TASK GOAL: Look through the material below. Copy each line that contains the string "implies".

DATA PROVIDED:
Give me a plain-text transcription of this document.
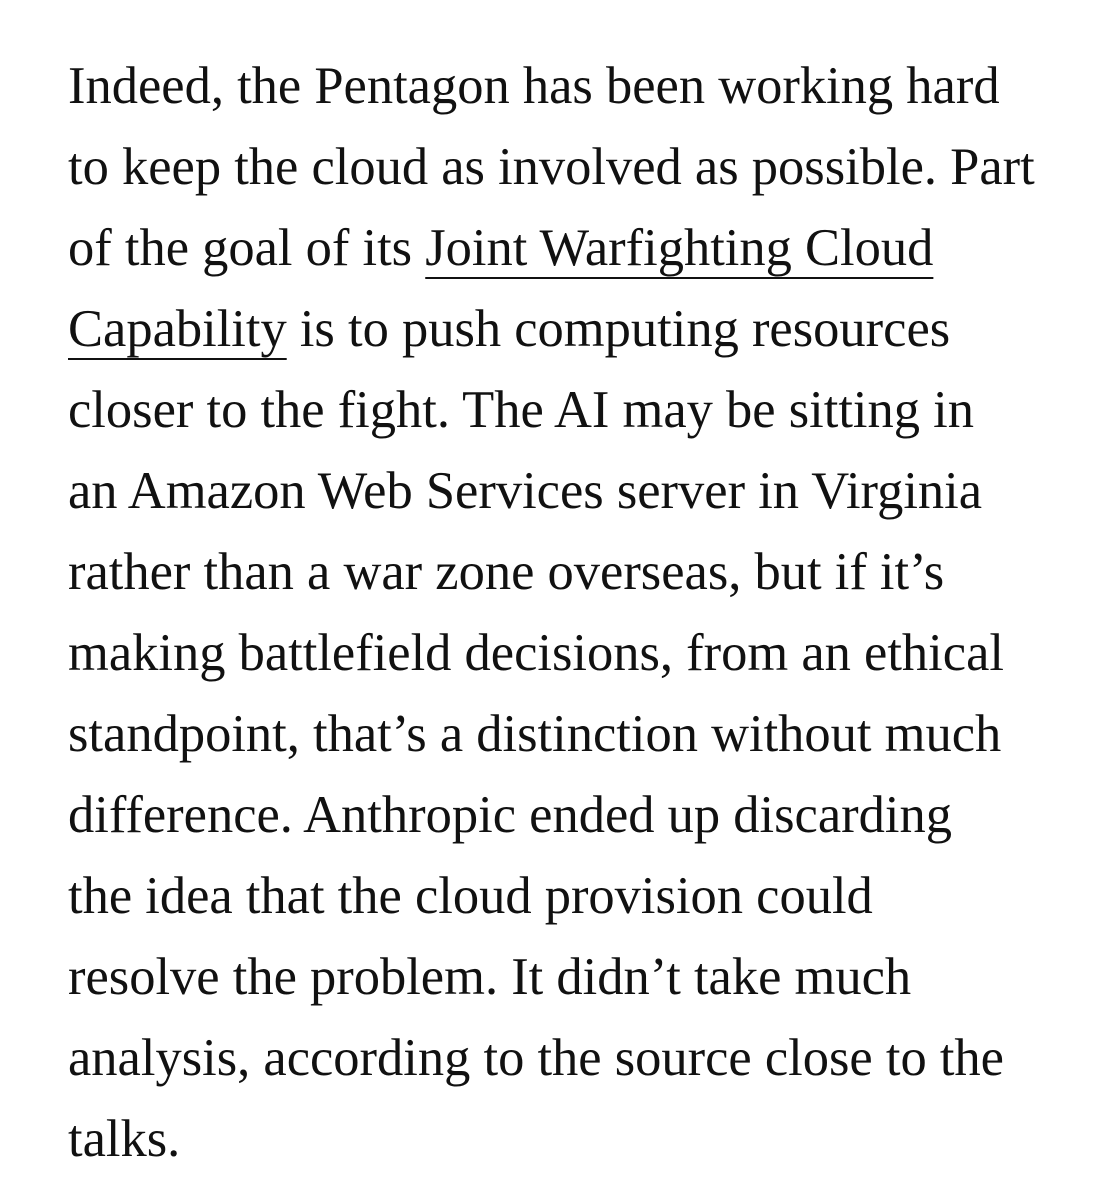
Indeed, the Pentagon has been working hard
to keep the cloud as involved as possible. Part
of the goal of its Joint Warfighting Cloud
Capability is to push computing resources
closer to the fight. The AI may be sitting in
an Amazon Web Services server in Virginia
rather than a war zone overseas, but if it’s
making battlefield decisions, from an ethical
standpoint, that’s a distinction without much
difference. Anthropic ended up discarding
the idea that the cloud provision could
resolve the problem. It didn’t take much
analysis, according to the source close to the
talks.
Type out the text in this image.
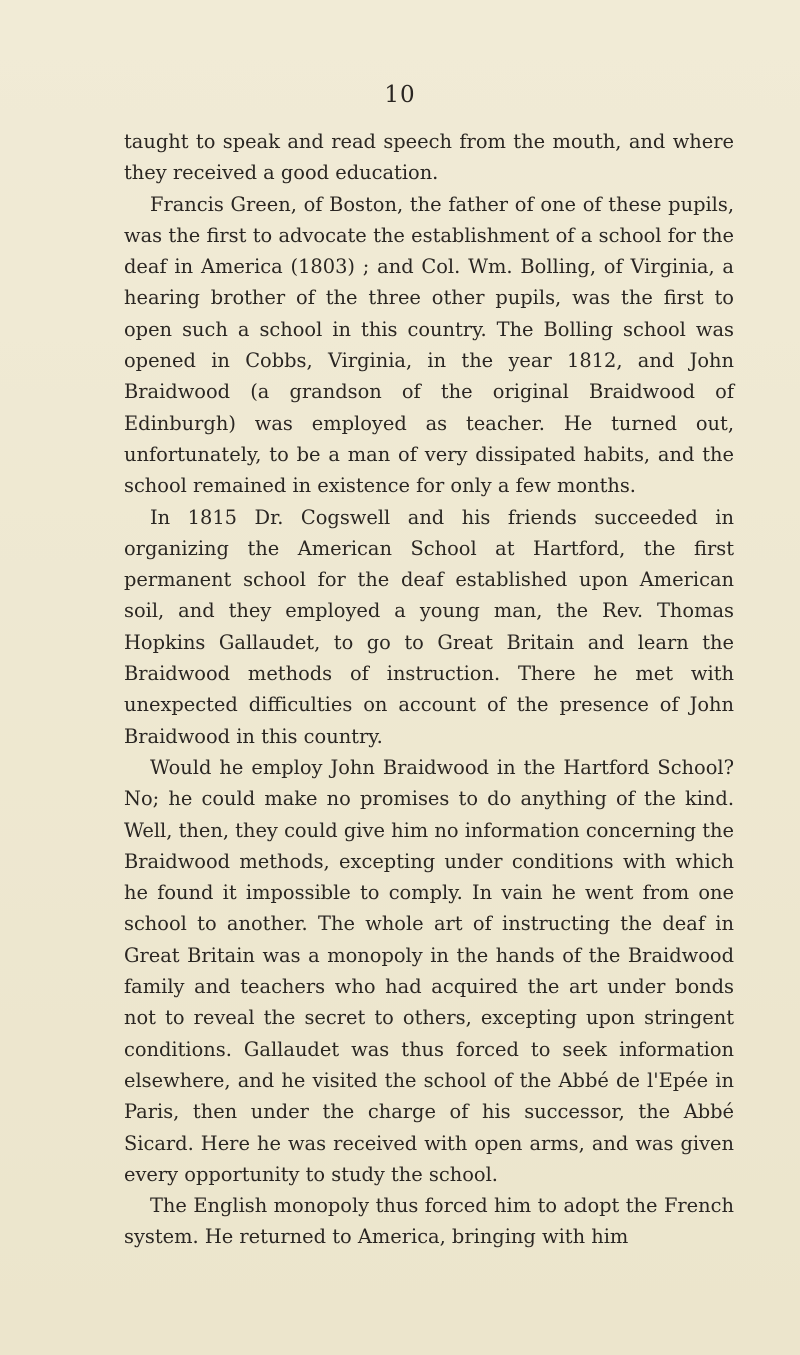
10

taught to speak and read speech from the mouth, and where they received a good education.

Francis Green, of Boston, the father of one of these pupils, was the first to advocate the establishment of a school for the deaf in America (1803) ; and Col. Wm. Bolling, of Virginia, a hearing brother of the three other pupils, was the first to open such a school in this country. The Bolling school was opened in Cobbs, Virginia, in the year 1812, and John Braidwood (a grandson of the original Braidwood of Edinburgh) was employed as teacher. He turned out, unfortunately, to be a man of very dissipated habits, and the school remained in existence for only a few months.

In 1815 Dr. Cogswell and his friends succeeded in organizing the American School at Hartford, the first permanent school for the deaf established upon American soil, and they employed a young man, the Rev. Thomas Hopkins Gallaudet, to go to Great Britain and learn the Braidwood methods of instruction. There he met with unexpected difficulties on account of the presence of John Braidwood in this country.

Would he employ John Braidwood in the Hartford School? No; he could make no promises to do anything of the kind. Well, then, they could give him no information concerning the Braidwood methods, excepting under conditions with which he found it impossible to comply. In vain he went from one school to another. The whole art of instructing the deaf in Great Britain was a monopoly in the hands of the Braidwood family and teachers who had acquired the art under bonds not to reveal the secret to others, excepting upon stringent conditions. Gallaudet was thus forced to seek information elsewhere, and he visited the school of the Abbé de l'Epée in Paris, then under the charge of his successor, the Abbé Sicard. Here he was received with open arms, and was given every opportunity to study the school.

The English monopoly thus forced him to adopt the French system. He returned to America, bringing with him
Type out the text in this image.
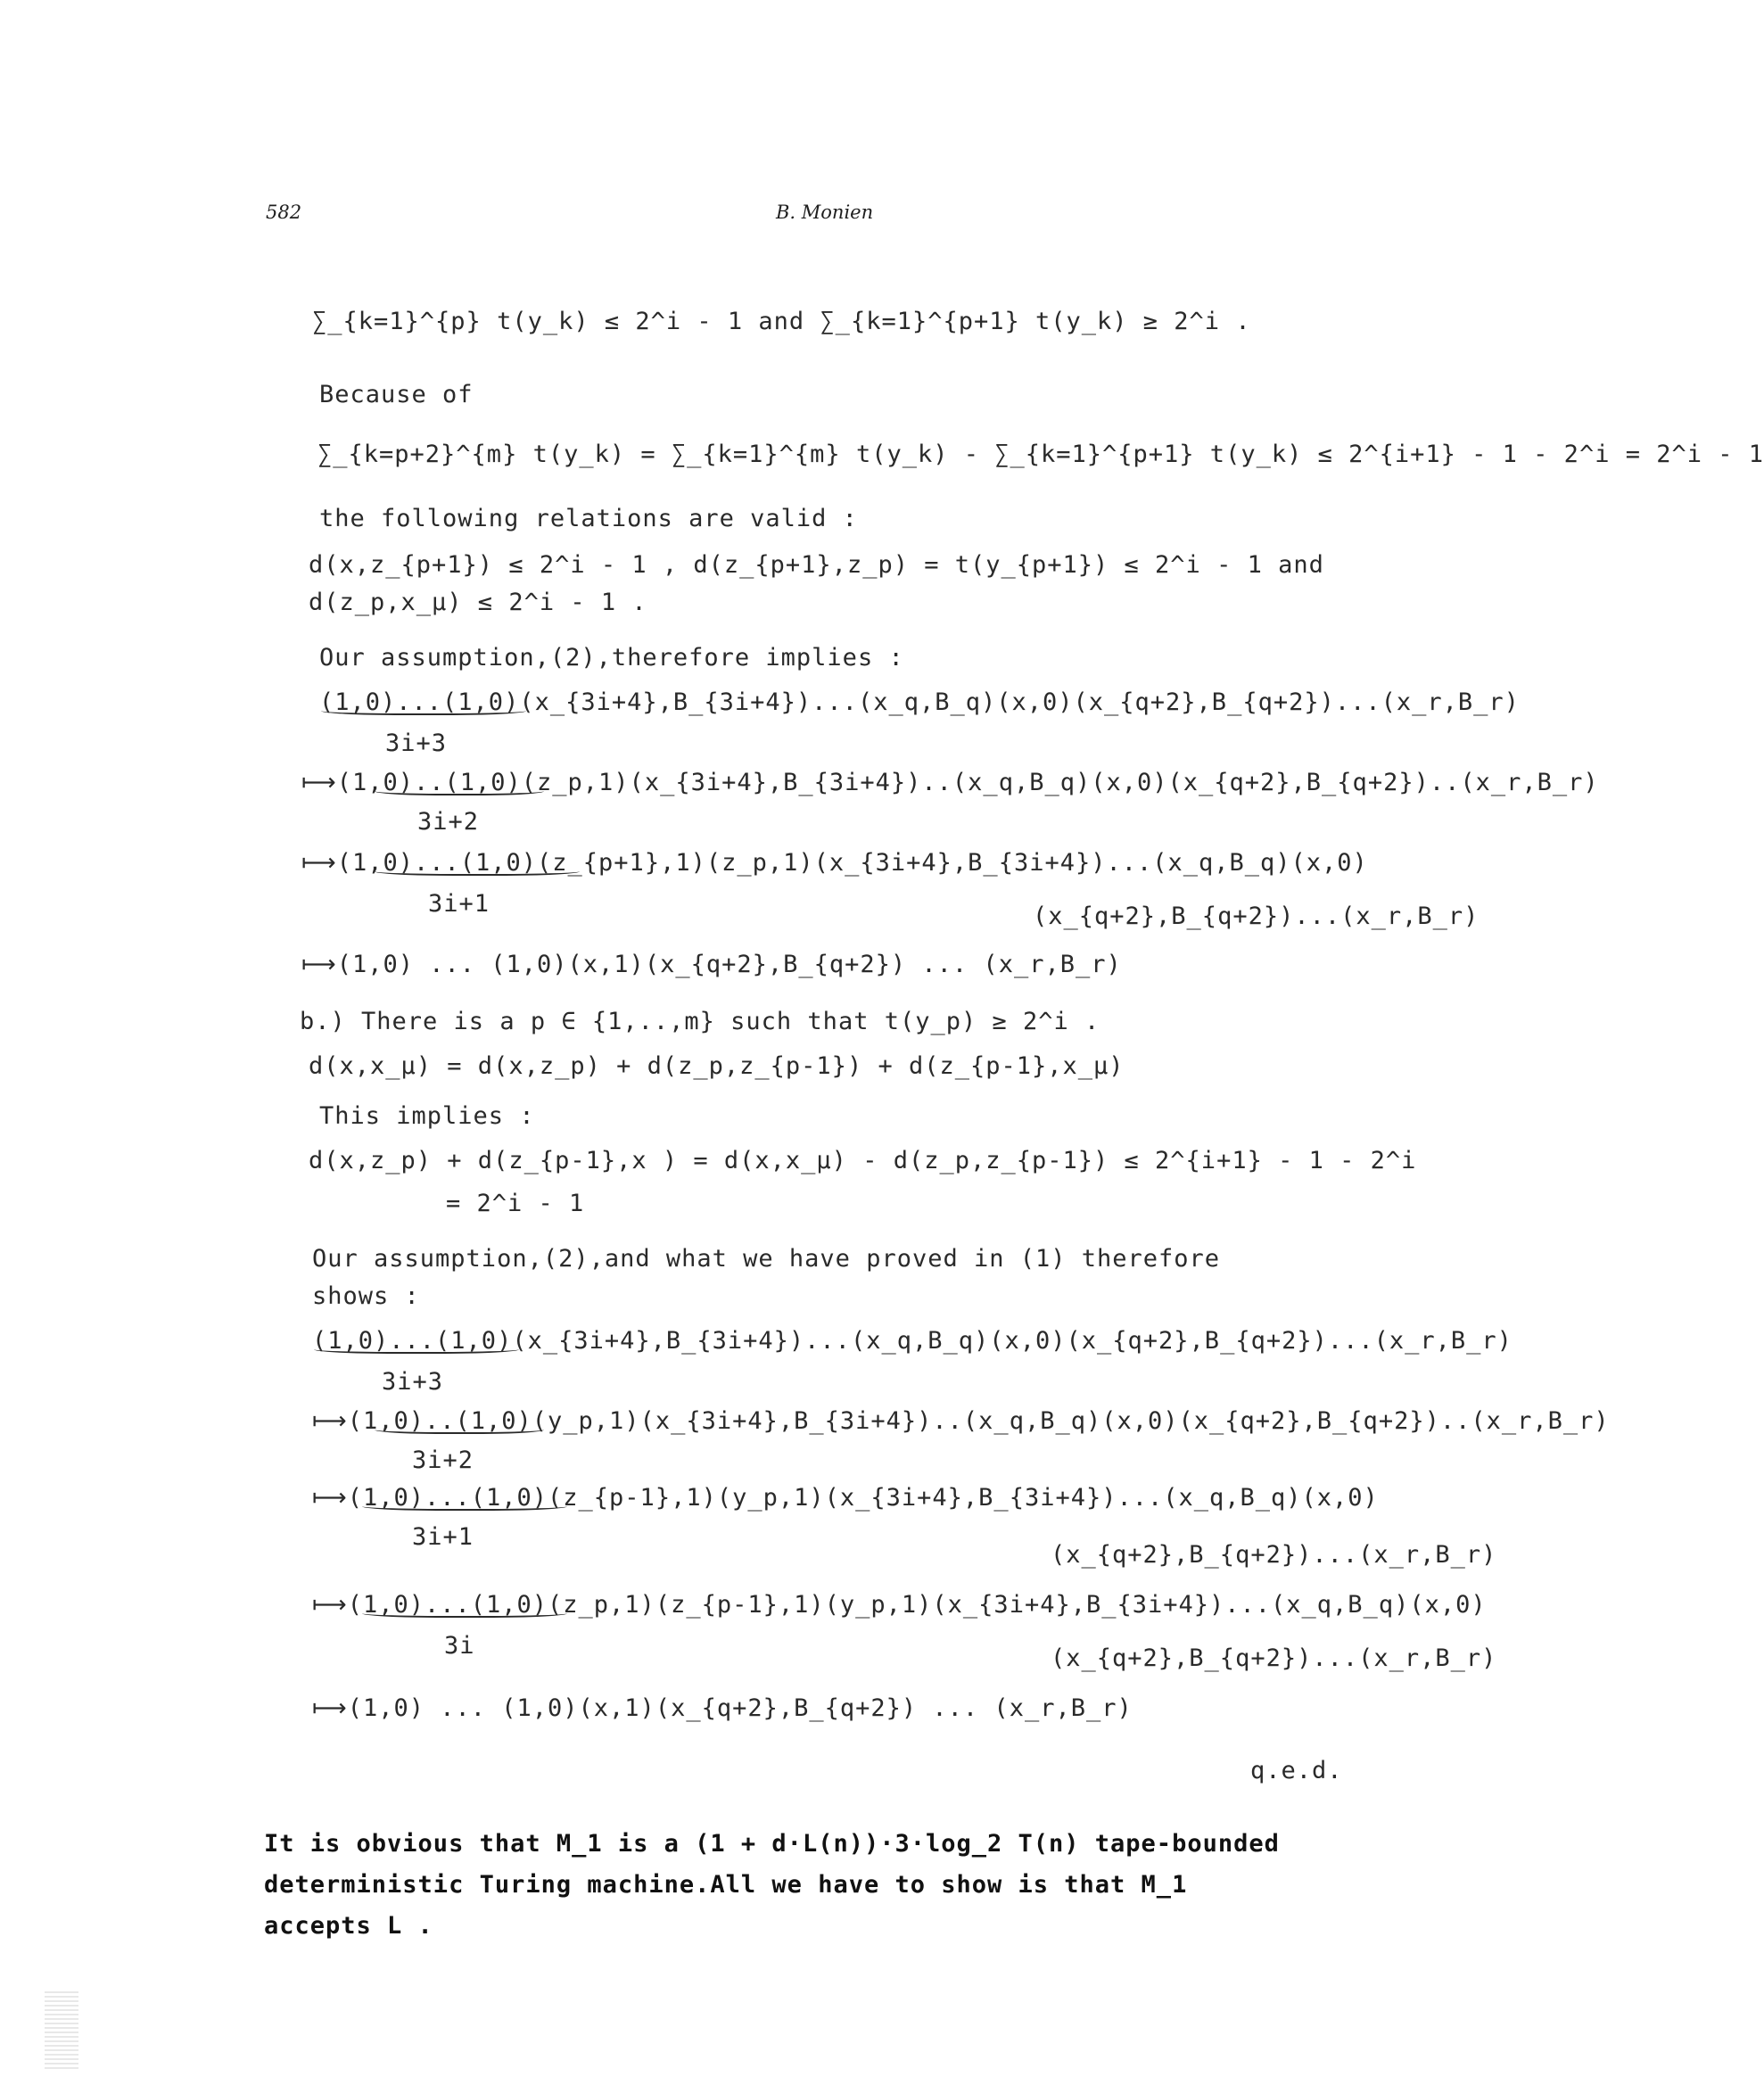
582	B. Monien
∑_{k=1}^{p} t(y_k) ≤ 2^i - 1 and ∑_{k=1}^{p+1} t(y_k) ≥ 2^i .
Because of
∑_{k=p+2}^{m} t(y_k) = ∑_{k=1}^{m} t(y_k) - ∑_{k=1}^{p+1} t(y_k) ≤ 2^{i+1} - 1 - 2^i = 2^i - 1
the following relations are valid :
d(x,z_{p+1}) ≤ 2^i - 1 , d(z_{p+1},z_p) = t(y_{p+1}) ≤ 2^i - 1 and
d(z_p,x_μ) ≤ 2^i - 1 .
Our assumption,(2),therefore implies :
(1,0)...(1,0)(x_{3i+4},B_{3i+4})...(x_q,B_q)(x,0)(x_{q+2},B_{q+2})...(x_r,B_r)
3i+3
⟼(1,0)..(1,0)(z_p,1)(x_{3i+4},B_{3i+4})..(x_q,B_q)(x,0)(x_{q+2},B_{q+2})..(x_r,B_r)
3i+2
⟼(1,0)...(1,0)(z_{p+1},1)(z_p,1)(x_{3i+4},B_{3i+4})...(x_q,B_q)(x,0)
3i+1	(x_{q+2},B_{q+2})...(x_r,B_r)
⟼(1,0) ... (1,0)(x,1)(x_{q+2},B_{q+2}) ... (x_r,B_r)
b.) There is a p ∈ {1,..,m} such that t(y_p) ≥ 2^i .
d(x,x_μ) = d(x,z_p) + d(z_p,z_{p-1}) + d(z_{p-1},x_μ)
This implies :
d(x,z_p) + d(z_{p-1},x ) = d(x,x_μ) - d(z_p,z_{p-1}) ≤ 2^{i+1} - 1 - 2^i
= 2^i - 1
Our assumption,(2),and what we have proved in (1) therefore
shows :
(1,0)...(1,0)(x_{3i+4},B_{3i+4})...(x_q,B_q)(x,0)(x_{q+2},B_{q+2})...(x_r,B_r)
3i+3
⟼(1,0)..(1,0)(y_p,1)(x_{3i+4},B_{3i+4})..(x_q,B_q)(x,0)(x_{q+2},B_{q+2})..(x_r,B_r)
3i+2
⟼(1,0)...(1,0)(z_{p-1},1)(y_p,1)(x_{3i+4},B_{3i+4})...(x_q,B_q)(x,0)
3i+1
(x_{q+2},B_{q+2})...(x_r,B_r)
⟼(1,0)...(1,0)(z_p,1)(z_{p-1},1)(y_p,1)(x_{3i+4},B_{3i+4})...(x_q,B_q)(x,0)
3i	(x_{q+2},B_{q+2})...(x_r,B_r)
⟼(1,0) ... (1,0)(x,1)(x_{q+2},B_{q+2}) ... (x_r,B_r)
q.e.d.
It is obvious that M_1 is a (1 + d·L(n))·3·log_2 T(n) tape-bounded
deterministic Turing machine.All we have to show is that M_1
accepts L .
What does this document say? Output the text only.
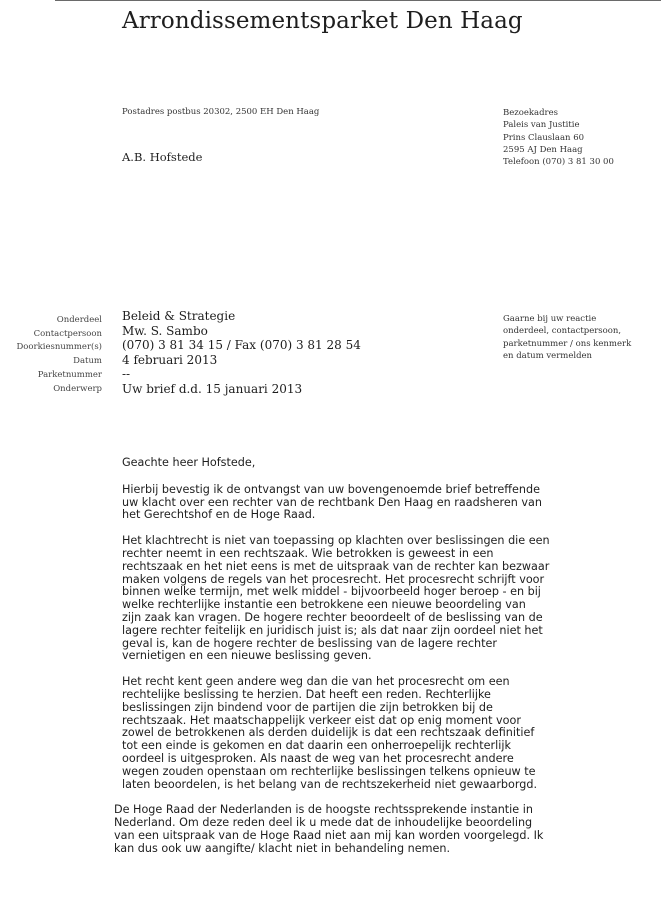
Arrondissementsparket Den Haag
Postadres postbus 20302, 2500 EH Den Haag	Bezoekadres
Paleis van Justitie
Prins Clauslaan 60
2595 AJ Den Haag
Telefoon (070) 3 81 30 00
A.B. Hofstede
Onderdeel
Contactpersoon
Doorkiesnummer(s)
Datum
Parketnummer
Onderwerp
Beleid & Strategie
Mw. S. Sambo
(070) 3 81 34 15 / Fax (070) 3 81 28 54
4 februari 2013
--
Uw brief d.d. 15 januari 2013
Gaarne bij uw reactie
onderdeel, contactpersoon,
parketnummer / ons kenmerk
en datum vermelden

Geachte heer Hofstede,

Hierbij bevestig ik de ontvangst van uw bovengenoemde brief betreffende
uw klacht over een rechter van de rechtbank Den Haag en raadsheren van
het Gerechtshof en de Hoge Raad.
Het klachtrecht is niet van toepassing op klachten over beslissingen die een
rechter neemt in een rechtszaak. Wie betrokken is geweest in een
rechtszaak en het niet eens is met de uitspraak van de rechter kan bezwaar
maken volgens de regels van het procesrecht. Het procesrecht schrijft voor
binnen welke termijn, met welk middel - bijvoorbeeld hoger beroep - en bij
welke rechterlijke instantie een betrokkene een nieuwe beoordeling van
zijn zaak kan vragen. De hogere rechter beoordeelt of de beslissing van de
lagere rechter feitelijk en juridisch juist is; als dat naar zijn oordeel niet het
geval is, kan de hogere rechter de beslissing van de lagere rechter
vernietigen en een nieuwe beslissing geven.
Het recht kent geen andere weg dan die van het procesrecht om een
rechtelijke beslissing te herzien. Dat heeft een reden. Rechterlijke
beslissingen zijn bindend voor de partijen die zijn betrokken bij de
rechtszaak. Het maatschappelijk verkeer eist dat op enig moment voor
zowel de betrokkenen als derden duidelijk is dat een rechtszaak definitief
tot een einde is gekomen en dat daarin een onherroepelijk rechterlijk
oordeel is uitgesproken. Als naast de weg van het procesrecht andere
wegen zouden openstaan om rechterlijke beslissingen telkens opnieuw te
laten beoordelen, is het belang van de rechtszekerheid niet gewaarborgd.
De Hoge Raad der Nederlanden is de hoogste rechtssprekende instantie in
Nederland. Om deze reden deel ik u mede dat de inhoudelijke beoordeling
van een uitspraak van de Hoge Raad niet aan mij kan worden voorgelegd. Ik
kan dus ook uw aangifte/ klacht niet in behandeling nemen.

SOLUTION TO THIS TASK:
Our assumption,(2),therefore implies :
This implies :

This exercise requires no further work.